**The task**
Return the full listing exactly as it is written.

[Start Dataset]

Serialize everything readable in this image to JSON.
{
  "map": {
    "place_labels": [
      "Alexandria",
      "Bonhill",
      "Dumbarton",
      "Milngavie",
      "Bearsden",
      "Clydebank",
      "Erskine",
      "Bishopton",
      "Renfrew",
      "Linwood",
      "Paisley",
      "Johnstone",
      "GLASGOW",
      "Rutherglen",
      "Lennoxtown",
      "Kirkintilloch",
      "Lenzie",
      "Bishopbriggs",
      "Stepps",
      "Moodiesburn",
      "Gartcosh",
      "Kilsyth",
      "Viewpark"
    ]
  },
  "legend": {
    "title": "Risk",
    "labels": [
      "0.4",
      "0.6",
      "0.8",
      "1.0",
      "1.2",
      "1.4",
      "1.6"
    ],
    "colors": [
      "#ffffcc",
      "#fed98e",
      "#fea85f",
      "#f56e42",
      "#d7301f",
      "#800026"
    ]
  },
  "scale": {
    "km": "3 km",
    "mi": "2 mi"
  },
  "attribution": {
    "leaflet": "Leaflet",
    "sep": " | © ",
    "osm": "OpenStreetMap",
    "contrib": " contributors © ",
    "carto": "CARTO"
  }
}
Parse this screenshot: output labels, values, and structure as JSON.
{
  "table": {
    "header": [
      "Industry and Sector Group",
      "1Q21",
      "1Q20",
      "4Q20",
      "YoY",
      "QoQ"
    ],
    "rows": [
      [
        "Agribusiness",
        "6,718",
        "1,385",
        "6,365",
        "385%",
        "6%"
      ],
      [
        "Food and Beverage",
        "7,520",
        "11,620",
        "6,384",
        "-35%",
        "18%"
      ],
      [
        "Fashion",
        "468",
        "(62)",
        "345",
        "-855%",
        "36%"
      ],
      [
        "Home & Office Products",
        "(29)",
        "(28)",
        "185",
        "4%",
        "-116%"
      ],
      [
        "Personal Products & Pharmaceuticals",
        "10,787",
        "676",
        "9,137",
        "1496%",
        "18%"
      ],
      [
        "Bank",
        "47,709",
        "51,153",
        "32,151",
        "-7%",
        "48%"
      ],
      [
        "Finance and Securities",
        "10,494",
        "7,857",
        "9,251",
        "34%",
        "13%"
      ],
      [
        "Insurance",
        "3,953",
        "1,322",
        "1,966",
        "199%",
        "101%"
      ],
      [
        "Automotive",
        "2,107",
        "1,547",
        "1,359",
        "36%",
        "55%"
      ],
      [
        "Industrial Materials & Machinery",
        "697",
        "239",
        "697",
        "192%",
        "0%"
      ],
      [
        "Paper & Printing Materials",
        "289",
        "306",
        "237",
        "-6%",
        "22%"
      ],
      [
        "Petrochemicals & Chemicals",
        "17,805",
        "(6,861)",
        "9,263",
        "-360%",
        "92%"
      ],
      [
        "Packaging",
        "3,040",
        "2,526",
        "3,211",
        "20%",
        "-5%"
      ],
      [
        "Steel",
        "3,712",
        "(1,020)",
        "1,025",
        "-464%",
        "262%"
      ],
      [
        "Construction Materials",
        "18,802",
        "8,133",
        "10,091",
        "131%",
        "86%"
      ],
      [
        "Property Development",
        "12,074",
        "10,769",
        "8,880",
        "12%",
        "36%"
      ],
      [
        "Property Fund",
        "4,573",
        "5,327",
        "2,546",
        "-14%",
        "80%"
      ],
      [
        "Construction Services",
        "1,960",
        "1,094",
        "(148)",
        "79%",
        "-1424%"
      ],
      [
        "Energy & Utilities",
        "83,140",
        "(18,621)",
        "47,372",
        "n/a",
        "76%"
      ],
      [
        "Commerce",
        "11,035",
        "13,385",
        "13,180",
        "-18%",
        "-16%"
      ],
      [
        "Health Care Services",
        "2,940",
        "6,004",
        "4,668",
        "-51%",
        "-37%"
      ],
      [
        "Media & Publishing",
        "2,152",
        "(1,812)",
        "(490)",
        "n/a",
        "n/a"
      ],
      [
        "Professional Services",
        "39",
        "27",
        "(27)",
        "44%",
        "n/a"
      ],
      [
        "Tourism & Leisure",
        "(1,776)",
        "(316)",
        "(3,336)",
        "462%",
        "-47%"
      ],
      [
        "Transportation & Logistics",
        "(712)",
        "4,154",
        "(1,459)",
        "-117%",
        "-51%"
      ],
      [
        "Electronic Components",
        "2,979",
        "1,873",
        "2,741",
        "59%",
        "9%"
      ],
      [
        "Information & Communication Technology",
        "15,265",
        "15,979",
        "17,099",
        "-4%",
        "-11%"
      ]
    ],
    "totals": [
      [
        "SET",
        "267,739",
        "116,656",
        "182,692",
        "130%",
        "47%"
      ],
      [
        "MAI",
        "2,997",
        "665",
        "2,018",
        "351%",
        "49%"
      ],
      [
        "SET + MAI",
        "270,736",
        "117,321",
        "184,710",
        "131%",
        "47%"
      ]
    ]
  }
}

[End Dataset]

**Answer for the task**
Serialize everything readable in this image to JSON.
{
  "map": {
    "place_labels": [
      "Alexandria",
      "Bonhill",
      "Dumbarton",
      "Milngavie",
      "Bearsden",
      "Clydebank",
      "Erskine",
      "Bishopton",
      "Renfrew",
      "Linwood",
      "Paisley",
      "Johnstone",
      "GLASGOW",
      "Rutherglen",
      "Lennoxtown",
      "Kirkintilloch",
      "Lenzie",
      "Bishopbriggs",
      "Stepps",
      "Moodiesburn",
      "Gartcosh",
      "Kilsyth",
      "Viewpark"
    ]
  },
  "legend": {
    "title": "Risk",
    "labels": [
      "0.4",
      "0.6",
      "0.8",
      "1.0",
      "1.2",
      "1.4",
      "1.6"
    ],
    "colors": [
      "#ffffcc",
      "#fed98e",
      "#fea85f",
      "#f56e42",
      "#d7301f",
      "#800026"
    ]
  },
  "scale": {
    "km": "3 km",
    "mi": "2 mi"
  },
  "attribution": {
    "leaflet": "Leaflet",
    "sep": " | © ",
    "osm": "OpenStreetMap",
    "contrib": " contributors © ",
    "carto": "CARTO"
  }
}
Parse this screenshot: output labels, values, and structure as JSON.
{
  "table": {
    "header": [
      "Industry and Sector Group",
      "1Q21",
      "1Q20",
      "4Q20",
      "YoY",
      "QoQ"
    ],
    "rows": [
      [
        "Agribusiness",
        "6,718",
        "1,385",
        "6,365",
        "385%",
        "6%"
      ],
      [
        "Food and Beverage",
        "7,520",
        "11,620",
        "6,384",
        "-35%",
        "18%"
      ],
      [
        "Fashion",
        "468",
        "(62)",
        "345",
        "-855%",
        "36%"
      ],
      [
        "Home & Office Products",
        "(29)",
        "(28)",
        "185",
        "4%",
        "-116%"
      ],
      [
        "Personal Products & Pharmaceuticals",
        "10,787",
        "676",
        "9,137",
        "1496%",
        "18%"
      ],
      [
        "Bank",
        "47,709",
        "51,153",
        "32,151",
        "-7%",
        "48%"
      ],
      [
        "Finance and Securities",
        "10,494",
        "7,857",
        "9,251",
        "34%",
        "13%"
      ],
      [
        "Insurance",
        "3,953",
        "1,322",
        "1,966",
        "199%",
        "101%"
      ],
      [
        "Automotive",
        "2,107",
        "1,547",
        "1,359",
        "36%",
        "55%"
      ],
      [
        "Industrial Materials & Machinery",
        "697",
        "239",
        "697",
        "192%",
        "0%"
      ],
      [
        "Paper & Printing Materials",
        "289",
        "306",
        "237",
        "-6%",
        "22%"
      ],
      [
        "Petrochemicals & Chemicals",
        "17,805",
        "(6,861)",
        "9,263",
        "-360%",
        "92%"
      ],
      [
        "Packaging",
        "3,040",
        "2,526",
        "3,211",
        "20%",
        "-5%"
      ],
      [
        "Steel",
        "3,712",
        "(1,020)",
        "1,025",
        "-464%",
        "262%"
      ],
      [
        "Construction Materials",
        "18,802",
        "8,133",
        "10,091",
        "131%",
        "86%"
      ],
      [
        "Property Development",
        "12,074",
        "10,769",
        "8,880",
        "12%",
        "36%"
      ],
      [
        "Property Fund",
        "4,573",
        "5,327",
        "2,546",
        "-14%",
        "80%"
      ],
      [
        "Construction Services",
        "1,960",
        "1,094",
        "(148)",
        "79%",
        "-1424%"
      ],
      [
        "Energy & Utilities",
        "83,140",
        "(18,621)",
        "47,372",
        "n/a",
        "76%"
      ],
      [
        "Commerce",
        "11,035",
        "13,385",
        "13,180",
        "-18%",
        "-16%"
      ],
      [
        "Health Care Services",
        "2,940",
        "6,004",
        "4,668",
        "-51%",
        "-37%"
      ],
      [
        "Media & Publishing",
        "2,152",
        "(1,812)",
        "(490)",
        "n/a",
        "n/a"
      ],
      [
        "Professional Services",
        "39",
        "27",
        "(27)",
        "44%",
        "n/a"
      ],
      [
        "Tourism & Leisure",
        "(1,776)",
        "(316)",
        "(3,336)",
        "462%",
        "-47%"
      ],
      [
        "Transportation & Logistics",
        "(712)",
        "4,154",
        "(1,459)",
        "-117%",
        "-51%"
      ],
      [
        "Electronic Components",
        "2,979",
        "1,873",
        "2,741",
        "59%",
        "9%"
      ],
      [
        "Information & Communication Technology",
        "15,265",
        "15,979",
        "17,099",
        "-4%",
        "-11%"
      ]
    ],
    "totals": [
      [
        "SET",
        "267,739",
        "116,656",
        "182,692",
        "130%",
        "47%"
      ],
      [
        "MAI",
        "2,997",
        "665",
        "2,018",
        "351%",
        "49%"
      ],
      [
        "SET + MAI",
        "270,736",
        "117,321",
        "184,710",
        "131%",
        "47%"
      ]
    ]
  }
}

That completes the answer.